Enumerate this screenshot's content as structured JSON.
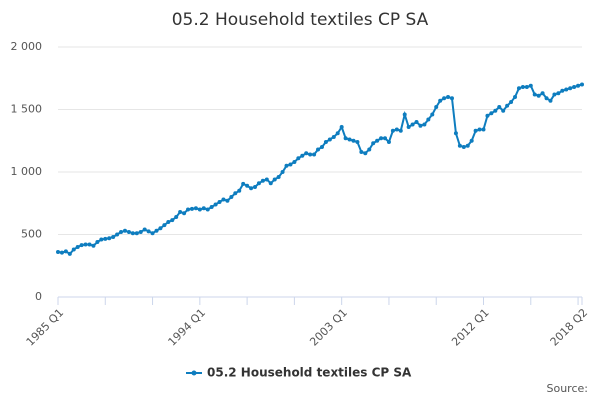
{
  "chart_data": {
    "type": "line",
    "title": "05.2 Household textiles CP SA",
    "source": "Source:",
    "categories": [
      "1985 Q1",
      null,
      null,
      null,
      null,
      null,
      null,
      null,
      null,
      null,
      null,
      null,
      null,
      null,
      null,
      null,
      null,
      null,
      null,
      null,
      null,
      null,
      null,
      null,
      null,
      null,
      null,
      null,
      null,
      null,
      null,
      null,
      null,
      null,
      null,
      null,
      "1994 Q1",
      null,
      null,
      null,
      null,
      null,
      null,
      null,
      null,
      null,
      null,
      null,
      null,
      null,
      null,
      null,
      null,
      null,
      null,
      null,
      null,
      null,
      null,
      null,
      null,
      null,
      null,
      null,
      null,
      null,
      null,
      null,
      null,
      null,
      null,
      null,
      "2003 Q1",
      null,
      null,
      null,
      null,
      null,
      null,
      null,
      null,
      null,
      null,
      null,
      null,
      null,
      null,
      null,
      null,
      null,
      null,
      null,
      null,
      null,
      null,
      null,
      null,
      null,
      null,
      null,
      null,
      null,
      null,
      null,
      null,
      null,
      null,
      null,
      "2012 Q1",
      null,
      null,
      null,
      null,
      null,
      null,
      null,
      null,
      null,
      null,
      null,
      null,
      null,
      null,
      null,
      null,
      null,
      null,
      null,
      null,
      null,
      null,
      null,
      null,
      "2018 Q2"
    ],
    "series": [
      {
        "name": "05.2 Household textiles CP SA",
        "color": "#0e7dbf",
        "values": [
          360,
          355,
          365,
          345,
          380,
          400,
          415,
          420,
          420,
          410,
          440,
          460,
          465,
          470,
          480,
          500,
          520,
          530,
          520,
          510,
          510,
          520,
          540,
          525,
          510,
          530,
          550,
          575,
          600,
          615,
          640,
          680,
          670,
          700,
          705,
          710,
          700,
          710,
          700,
          720,
          740,
          760,
          780,
          770,
          800,
          830,
          850,
          905,
          890,
          870,
          880,
          910,
          930,
          940,
          910,
          940,
          960,
          1000,
          1050,
          1060,
          1080,
          1110,
          1130,
          1150,
          1140,
          1140,
          1180,
          1200,
          1240,
          1260,
          1280,
          1310,
          1360,
          1270,
          1260,
          1250,
          1240,
          1160,
          1150,
          1180,
          1230,
          1250,
          1270,
          1270,
          1240,
          1330,
          1340,
          1330,
          1460,
          1360,
          1380,
          1400,
          1370,
          1380,
          1420,
          1460,
          1520,
          1570,
          1590,
          1600,
          1590,
          1310,
          1210,
          1200,
          1210,
          1250,
          1330,
          1340,
          1340,
          1450,
          1470,
          1490,
          1520,
          1490,
          1530,
          1560,
          1600,
          1670,
          1680,
          1680,
          1690,
          1620,
          1610,
          1630,
          1590,
          1570,
          1620,
          1630,
          1650,
          1660,
          1670,
          1680,
          1690,
          1700
        ]
      }
    ],
    "ylim": [
      0,
      2000
    ],
    "yticks": [
      0,
      500,
      {
        "value": 1000,
        "label": "1 000"
      },
      {
        "value": 1500,
        "label": "1 500"
      },
      {
        "value": 2000,
        "label": "2 000"
      }
    ],
    "grid": true
  }
}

_Exercise instructions_
Repeat all of the records verbatim, leaving out the pictures.

_Written response_
Enumerate this screenshot's content as structured JSON.
{
  "chart_data": {
    "type": "line",
    "title": "05.2 Household textiles CP SA",
    "source": "Source:",
    "categories": [
      "1985 Q1",
      null,
      null,
      null,
      null,
      null,
      null,
      null,
      null,
      null,
      null,
      null,
      null,
      null,
      null,
      null,
      null,
      null,
      null,
      null,
      null,
      null,
      null,
      null,
      null,
      null,
      null,
      null,
      null,
      null,
      null,
      null,
      null,
      null,
      null,
      null,
      "1994 Q1",
      null,
      null,
      null,
      null,
      null,
      null,
      null,
      null,
      null,
      null,
      null,
      null,
      null,
      null,
      null,
      null,
      null,
      null,
      null,
      null,
      null,
      null,
      null,
      null,
      null,
      null,
      null,
      null,
      null,
      null,
      null,
      null,
      null,
      null,
      null,
      "2003 Q1",
      null,
      null,
      null,
      null,
      null,
      null,
      null,
      null,
      null,
      null,
      null,
      null,
      null,
      null,
      null,
      null,
      null,
      null,
      null,
      null,
      null,
      null,
      null,
      null,
      null,
      null,
      null,
      null,
      null,
      null,
      null,
      null,
      null,
      null,
      null,
      "2012 Q1",
      null,
      null,
      null,
      null,
      null,
      null,
      null,
      null,
      null,
      null,
      null,
      null,
      null,
      null,
      null,
      null,
      null,
      null,
      null,
      null,
      null,
      null,
      null,
      null,
      "2018 Q2"
    ],
    "series": [
      {
        "name": "05.2 Household textiles CP SA",
        "color": "#0e7dbf",
        "values": [
          360,
          355,
          365,
          345,
          380,
          400,
          415,
          420,
          420,
          410,
          440,
          460,
          465,
          470,
          480,
          500,
          520,
          530,
          520,
          510,
          510,
          520,
          540,
          525,
          510,
          530,
          550,
          575,
          600,
          615,
          640,
          680,
          670,
          700,
          705,
          710,
          700,
          710,
          700,
          720,
          740,
          760,
          780,
          770,
          800,
          830,
          850,
          905,
          890,
          870,
          880,
          910,
          930,
          940,
          910,
          940,
          960,
          1000,
          1050,
          1060,
          1080,
          1110,
          1130,
          1150,
          1140,
          1140,
          1180,
          1200,
          1240,
          1260,
          1280,
          1310,
          1360,
          1270,
          1260,
          1250,
          1240,
          1160,
          1150,
          1180,
          1230,
          1250,
          1270,
          1270,
          1240,
          1330,
          1340,
          1330,
          1460,
          1360,
          1380,
          1400,
          1370,
          1380,
          1420,
          1460,
          1520,
          1570,
          1590,
          1600,
          1590,
          1310,
          1210,
          1200,
          1210,
          1250,
          1330,
          1340,
          1340,
          1450,
          1470,
          1490,
          1520,
          1490,
          1530,
          1560,
          1600,
          1670,
          1680,
          1680,
          1690,
          1620,
          1610,
          1630,
          1590,
          1570,
          1620,
          1630,
          1650,
          1660,
          1670,
          1680,
          1690,
          1700
        ]
      }
    ],
    "ylim": [
      0,
      2000
    ],
    "yticks": [
      0,
      500,
      {
        "value": 1000,
        "label": "1 000"
      },
      {
        "value": 1500,
        "label": "1 500"
      },
      {
        "value": 2000,
        "label": "2 000"
      }
    ],
    "grid": true
  }
}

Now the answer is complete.